* Begin Records for the task *
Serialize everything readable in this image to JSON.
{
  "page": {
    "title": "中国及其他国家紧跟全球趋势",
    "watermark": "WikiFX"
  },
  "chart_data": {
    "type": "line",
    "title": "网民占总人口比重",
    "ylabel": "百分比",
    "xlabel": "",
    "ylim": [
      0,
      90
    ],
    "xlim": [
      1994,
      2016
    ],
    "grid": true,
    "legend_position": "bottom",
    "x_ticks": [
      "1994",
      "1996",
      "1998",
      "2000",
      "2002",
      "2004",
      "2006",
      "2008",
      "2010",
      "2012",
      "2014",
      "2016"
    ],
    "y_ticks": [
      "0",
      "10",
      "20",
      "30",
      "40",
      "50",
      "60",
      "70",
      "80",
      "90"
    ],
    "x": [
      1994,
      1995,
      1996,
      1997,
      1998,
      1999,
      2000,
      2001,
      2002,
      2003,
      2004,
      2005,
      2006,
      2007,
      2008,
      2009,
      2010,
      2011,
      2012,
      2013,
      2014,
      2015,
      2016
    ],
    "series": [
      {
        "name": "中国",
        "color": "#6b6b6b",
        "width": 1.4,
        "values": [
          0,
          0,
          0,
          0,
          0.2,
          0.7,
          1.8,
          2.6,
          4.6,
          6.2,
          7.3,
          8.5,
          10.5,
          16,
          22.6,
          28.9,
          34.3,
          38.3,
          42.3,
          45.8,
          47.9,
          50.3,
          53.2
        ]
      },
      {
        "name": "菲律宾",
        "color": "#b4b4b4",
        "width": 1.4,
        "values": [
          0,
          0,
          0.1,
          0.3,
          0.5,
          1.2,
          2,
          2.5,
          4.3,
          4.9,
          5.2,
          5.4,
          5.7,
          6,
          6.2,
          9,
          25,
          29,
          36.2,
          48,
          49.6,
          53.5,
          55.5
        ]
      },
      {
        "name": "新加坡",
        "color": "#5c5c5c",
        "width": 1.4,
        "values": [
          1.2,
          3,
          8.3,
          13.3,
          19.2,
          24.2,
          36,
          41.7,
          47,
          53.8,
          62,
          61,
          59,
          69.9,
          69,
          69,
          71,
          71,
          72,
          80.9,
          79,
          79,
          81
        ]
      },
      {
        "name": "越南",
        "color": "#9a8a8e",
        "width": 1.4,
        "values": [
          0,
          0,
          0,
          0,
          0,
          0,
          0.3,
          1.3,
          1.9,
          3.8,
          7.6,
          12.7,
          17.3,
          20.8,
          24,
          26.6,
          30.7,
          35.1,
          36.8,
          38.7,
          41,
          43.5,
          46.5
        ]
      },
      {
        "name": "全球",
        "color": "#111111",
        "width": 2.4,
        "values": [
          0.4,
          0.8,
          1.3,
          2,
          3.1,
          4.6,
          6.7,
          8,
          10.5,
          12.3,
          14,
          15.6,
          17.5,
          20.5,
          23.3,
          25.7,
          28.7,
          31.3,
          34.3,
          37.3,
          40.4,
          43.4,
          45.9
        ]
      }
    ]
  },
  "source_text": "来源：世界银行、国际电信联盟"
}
* End Records for the task *
*What is expected*.
Extract all of the data above and output it character for character.

*Problem solution*.
Serialize everything readable in this image to JSON.
{
  "page": {
    "title": "中国及其他国家紧跟全球趋势",
    "watermark": "WikiFX"
  },
  "chart_data": {
    "type": "line",
    "title": "网民占总人口比重",
    "ylabel": "百分比",
    "xlabel": "",
    "ylim": [
      0,
      90
    ],
    "xlim": [
      1994,
      2016
    ],
    "grid": true,
    "legend_position": "bottom",
    "x_ticks": [
      "1994",
      "1996",
      "1998",
      "2000",
      "2002",
      "2004",
      "2006",
      "2008",
      "2010",
      "2012",
      "2014",
      "2016"
    ],
    "y_ticks": [
      "0",
      "10",
      "20",
      "30",
      "40",
      "50",
      "60",
      "70",
      "80",
      "90"
    ],
    "x": [
      1994,
      1995,
      1996,
      1997,
      1998,
      1999,
      2000,
      2001,
      2002,
      2003,
      2004,
      2005,
      2006,
      2007,
      2008,
      2009,
      2010,
      2011,
      2012,
      2013,
      2014,
      2015,
      2016
    ],
    "series": [
      {
        "name": "中国",
        "color": "#6b6b6b",
        "width": 1.4,
        "values": [
          0,
          0,
          0,
          0,
          0.2,
          0.7,
          1.8,
          2.6,
          4.6,
          6.2,
          7.3,
          8.5,
          10.5,
          16,
          22.6,
          28.9,
          34.3,
          38.3,
          42.3,
          45.8,
          47.9,
          50.3,
          53.2
        ]
      },
      {
        "name": "菲律宾",
        "color": "#b4b4b4",
        "width": 1.4,
        "values": [
          0,
          0,
          0.1,
          0.3,
          0.5,
          1.2,
          2,
          2.5,
          4.3,
          4.9,
          5.2,
          5.4,
          5.7,
          6,
          6.2,
          9,
          25,
          29,
          36.2,
          48,
          49.6,
          53.5,
          55.5
        ]
      },
      {
        "name": "新加坡",
        "color": "#5c5c5c",
        "width": 1.4,
        "values": [
          1.2,
          3,
          8.3,
          13.3,
          19.2,
          24.2,
          36,
          41.7,
          47,
          53.8,
          62,
          61,
          59,
          69.9,
          69,
          69,
          71,
          71,
          72,
          80.9,
          79,
          79,
          81
        ]
      },
      {
        "name": "越南",
        "color": "#9a8a8e",
        "width": 1.4,
        "values": [
          0,
          0,
          0,
          0,
          0,
          0,
          0.3,
          1.3,
          1.9,
          3.8,
          7.6,
          12.7,
          17.3,
          20.8,
          24,
          26.6,
          30.7,
          35.1,
          36.8,
          38.7,
          41,
          43.5,
          46.5
        ]
      },
      {
        "name": "全球",
        "color": "#111111",
        "width": 2.4,
        "values": [
          0.4,
          0.8,
          1.3,
          2,
          3.1,
          4.6,
          6.7,
          8,
          10.5,
          12.3,
          14,
          15.6,
          17.5,
          20.5,
          23.3,
          25.7,
          28.7,
          31.3,
          34.3,
          37.3,
          40.4,
          43.4,
          45.9
        ]
      }
    ]
  },
  "source_text": "来源：世界银行、国际电信联盟"
}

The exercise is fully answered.